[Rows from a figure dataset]
-- START --
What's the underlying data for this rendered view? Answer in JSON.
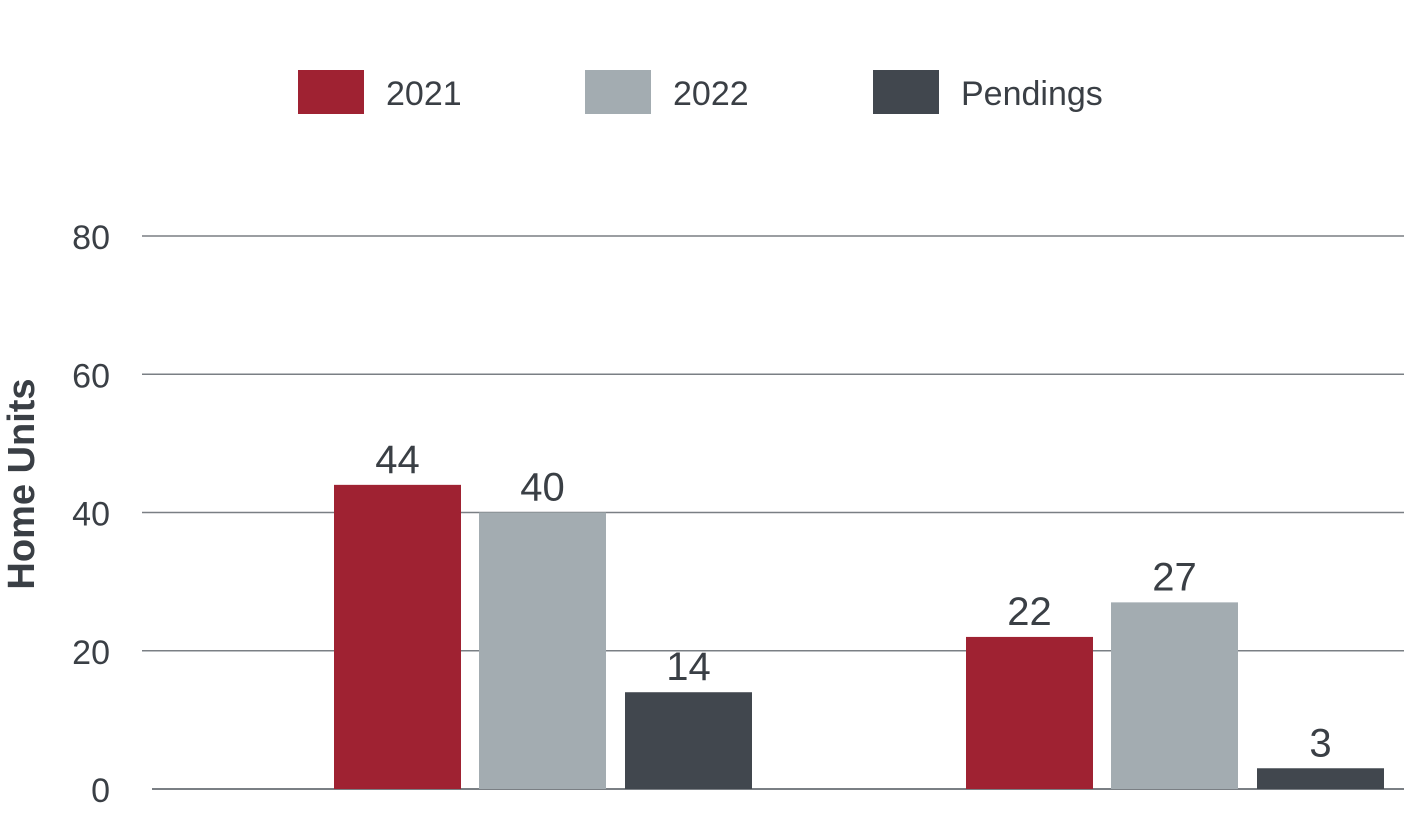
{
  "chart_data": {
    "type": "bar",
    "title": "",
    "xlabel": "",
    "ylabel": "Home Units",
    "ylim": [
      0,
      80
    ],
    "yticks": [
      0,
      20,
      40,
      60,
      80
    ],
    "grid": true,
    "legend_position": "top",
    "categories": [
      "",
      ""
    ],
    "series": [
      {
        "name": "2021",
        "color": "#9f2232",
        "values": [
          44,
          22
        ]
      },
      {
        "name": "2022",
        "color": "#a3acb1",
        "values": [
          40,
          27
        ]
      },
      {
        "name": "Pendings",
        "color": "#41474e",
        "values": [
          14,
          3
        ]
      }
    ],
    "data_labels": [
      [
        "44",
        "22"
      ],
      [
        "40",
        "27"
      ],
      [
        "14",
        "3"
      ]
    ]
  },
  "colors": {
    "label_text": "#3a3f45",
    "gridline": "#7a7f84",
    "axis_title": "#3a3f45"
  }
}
-- END --
-- START --
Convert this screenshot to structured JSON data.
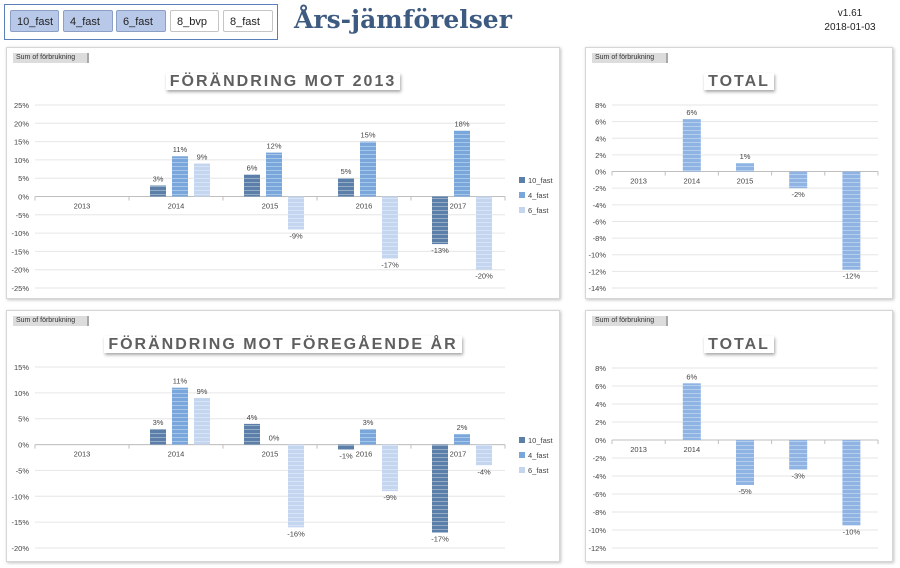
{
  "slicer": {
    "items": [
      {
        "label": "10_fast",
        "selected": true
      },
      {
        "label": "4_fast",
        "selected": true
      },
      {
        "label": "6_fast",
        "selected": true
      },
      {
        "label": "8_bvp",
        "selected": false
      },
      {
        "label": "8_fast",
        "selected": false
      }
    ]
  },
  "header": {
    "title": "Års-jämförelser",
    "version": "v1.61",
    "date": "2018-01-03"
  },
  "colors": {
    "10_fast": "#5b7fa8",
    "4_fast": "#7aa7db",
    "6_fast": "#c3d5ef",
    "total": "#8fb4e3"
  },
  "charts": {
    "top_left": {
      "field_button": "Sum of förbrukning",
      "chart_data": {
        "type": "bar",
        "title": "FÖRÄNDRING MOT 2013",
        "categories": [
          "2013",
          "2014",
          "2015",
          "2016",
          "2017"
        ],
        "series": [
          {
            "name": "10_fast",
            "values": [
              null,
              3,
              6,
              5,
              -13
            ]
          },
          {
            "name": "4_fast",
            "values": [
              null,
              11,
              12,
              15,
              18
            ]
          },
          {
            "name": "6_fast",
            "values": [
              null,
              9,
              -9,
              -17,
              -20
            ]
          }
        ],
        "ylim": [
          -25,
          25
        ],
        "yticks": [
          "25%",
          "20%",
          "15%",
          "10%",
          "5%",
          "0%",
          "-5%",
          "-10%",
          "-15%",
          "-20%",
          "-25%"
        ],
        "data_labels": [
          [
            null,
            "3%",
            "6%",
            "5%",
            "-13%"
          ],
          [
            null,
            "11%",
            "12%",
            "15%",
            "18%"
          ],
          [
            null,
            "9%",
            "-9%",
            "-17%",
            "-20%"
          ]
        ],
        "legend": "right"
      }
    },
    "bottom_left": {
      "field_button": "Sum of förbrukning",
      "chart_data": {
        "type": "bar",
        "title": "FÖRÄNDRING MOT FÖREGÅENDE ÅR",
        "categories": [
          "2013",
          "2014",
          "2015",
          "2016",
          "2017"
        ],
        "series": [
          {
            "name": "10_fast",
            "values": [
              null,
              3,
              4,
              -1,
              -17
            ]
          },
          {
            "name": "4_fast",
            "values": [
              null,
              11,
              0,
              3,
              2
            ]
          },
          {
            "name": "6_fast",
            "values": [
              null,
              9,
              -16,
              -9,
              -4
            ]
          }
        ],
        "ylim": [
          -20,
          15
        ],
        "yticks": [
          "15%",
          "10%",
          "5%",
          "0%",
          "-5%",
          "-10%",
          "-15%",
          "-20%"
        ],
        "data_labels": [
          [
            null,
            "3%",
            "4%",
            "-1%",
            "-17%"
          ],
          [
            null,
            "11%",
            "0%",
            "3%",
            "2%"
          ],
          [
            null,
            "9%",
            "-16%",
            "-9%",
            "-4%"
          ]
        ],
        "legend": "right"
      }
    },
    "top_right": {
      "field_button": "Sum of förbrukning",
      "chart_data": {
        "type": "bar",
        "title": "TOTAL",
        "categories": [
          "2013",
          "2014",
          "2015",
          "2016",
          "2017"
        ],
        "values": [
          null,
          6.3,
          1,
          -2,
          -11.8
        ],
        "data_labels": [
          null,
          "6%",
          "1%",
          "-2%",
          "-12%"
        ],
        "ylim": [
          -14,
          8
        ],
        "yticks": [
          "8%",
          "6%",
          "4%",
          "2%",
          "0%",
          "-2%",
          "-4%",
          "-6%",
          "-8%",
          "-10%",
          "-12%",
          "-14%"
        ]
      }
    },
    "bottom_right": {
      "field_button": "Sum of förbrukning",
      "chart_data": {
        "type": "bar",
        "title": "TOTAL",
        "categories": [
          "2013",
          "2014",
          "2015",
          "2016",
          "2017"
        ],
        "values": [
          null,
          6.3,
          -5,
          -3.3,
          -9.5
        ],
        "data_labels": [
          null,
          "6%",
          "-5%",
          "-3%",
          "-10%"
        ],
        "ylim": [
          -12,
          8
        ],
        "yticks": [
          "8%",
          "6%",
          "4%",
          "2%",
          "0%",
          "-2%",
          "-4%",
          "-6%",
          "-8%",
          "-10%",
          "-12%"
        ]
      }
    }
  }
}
-- END --
YOUR TASK
Go through the records and show every line with the string "FÖRÄNDRING" in it.

PROBLEM SOLUTION
        "title": "FÖRÄNDRING MOT 2013",
        "title": "FÖRÄNDRING MOT FÖREGÅENDE ÅR",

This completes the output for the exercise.